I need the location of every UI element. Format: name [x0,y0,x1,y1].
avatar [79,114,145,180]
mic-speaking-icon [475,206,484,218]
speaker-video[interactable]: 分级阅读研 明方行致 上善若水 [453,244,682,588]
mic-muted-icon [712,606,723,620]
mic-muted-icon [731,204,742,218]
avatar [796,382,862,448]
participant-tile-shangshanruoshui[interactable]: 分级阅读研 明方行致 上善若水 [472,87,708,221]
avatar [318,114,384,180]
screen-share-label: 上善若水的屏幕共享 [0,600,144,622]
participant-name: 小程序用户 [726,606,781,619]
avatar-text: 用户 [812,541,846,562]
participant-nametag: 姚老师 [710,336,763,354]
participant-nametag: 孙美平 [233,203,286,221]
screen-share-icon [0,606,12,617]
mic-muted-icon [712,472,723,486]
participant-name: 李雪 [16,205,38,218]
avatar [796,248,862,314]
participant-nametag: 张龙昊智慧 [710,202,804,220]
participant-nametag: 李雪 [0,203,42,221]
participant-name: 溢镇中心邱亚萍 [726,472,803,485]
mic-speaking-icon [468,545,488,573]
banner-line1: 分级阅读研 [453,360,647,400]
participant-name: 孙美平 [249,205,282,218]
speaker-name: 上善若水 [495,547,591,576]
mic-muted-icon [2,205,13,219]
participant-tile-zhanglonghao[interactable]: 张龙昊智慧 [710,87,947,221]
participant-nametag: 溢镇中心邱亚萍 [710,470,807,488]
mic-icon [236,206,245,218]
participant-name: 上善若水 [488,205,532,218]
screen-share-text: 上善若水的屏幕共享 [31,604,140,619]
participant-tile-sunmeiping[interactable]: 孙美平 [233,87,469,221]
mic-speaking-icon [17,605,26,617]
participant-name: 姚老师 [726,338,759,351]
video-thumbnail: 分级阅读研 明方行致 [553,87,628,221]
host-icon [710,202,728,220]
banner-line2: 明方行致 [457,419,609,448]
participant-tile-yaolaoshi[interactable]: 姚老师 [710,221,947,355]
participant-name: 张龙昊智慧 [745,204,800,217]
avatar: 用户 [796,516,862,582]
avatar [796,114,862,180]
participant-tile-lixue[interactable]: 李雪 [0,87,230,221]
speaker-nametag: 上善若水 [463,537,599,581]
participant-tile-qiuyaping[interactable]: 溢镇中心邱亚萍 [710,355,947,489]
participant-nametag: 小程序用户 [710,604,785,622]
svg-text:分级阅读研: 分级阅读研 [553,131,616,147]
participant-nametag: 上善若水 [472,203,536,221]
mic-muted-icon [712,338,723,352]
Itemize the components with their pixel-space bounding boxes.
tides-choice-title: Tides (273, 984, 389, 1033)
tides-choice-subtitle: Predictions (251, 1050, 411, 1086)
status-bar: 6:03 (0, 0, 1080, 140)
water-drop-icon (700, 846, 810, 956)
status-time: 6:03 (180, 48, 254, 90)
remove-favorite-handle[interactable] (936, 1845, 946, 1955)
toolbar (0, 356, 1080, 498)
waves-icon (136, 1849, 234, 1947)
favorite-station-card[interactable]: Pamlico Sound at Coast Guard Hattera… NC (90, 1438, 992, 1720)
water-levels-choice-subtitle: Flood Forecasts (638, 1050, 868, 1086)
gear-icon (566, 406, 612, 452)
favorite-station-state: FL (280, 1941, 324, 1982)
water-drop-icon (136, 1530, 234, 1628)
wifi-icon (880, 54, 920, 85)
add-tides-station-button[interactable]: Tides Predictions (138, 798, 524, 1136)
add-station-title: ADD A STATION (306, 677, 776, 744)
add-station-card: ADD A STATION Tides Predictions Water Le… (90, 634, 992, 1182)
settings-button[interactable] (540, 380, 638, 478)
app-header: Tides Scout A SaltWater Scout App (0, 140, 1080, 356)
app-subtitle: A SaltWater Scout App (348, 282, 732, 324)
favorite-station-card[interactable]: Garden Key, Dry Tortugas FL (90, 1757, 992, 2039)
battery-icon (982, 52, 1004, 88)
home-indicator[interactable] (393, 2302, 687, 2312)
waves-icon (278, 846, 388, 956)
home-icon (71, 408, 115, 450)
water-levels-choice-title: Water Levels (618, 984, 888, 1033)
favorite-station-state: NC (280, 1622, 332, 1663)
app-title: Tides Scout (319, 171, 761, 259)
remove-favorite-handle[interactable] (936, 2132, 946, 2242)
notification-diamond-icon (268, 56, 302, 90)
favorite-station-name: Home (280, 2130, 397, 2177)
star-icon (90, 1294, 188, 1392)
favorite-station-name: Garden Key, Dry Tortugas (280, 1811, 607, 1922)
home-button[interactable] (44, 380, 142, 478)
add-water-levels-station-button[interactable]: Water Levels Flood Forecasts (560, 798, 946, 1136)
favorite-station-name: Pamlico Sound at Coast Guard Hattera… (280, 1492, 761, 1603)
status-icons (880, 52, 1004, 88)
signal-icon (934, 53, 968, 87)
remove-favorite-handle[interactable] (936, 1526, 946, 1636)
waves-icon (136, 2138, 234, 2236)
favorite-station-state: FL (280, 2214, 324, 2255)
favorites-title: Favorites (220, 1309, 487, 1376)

========

**Stated task**
Duplicate everything in the records from the start down through the line that contains "mic-muted-icon [712,338,723,352]", reproducing each line without alteration.

**Result of the exercise**
I need the location of every UI element. Format: name [x0,y0,x1,y1].
avatar [79,114,145,180]
mic-speaking-icon [475,206,484,218]
speaker-video[interactable]: 分级阅读研 明方行致 上善若水 [453,244,682,588]
mic-muted-icon [712,606,723,620]
mic-muted-icon [731,204,742,218]
avatar [796,382,862,448]
participant-tile-shangshanruoshui[interactable]: 分级阅读研 明方行致 上善若水 [472,87,708,221]
avatar [318,114,384,180]
screen-share-label: 上善若水的屏幕共享 [0,600,144,622]
participant-name: 小程序用户 [726,606,781,619]
avatar-text: 用户 [812,541,846,562]
participant-nametag: 姚老师 [710,336,763,354]
participant-nametag: 孙美平 [233,203,286,221]
screen-share-icon [0,606,12,617]
mic-muted-icon [712,472,723,486]
participant-name: 李雪 [16,205,38,218]
avatar [796,248,862,314]
participant-nametag: 张龙昊智慧 [710,202,804,220]
participant-nametag: 李雪 [0,203,42,221]
participant-name: 溢镇中心邱亚萍 [726,472,803,485]
mic-speaking-icon [468,545,488,573]
banner-line1: 分级阅读研 [453,360,647,400]
participant-name: 孙美平 [249,205,282,218]
speaker-name: 上善若水 [495,547,591,576]
mic-muted-icon [2,205,13,219]
participant-tile-zhanglonghao[interactable]: 张龙昊智慧 [710,87,947,221]
participant-nametag: 溢镇中心邱亚萍 [710,470,807,488]
mic-icon [236,206,245,218]
participant-name: 上善若水 [488,205,532,218]
screen-share-text: 上善若水的屏幕共享 [31,604,140,619]
participant-tile-sunmeiping[interactable]: 孙美平 [233,87,469,221]
mic-speaking-icon [17,605,26,617]
participant-name: 姚老师 [726,338,759,351]
video-thumbnail: 分级阅读研 明方行致 [553,87,628,221]
host-icon [710,202,728,220]
banner-line2: 明方行致 [457,419,609,448]
participant-tile-yaolaoshi[interactable]: 姚老师 [710,221,947,355]
participant-name: 张龙昊智慧 [745,204,800,217]
avatar: 用户 [796,516,862,582]
avatar [796,114,862,180]
participant-tile-lixue[interactable]: 李雪 [0,87,230,221]
speaker-nametag: 上善若水 [463,537,599,581]
participant-tile-qiuyaping[interactable]: 溢镇中心邱亚萍 [710,355,947,489]
participant-nametag: 小程序用户 [710,604,785,622]
svg-text:分级阅读研: 分级阅读研 [553,131,616,147]
participant-nametag: 上善若水 [472,203,536,221]
mic-muted-icon [712,338,723,352]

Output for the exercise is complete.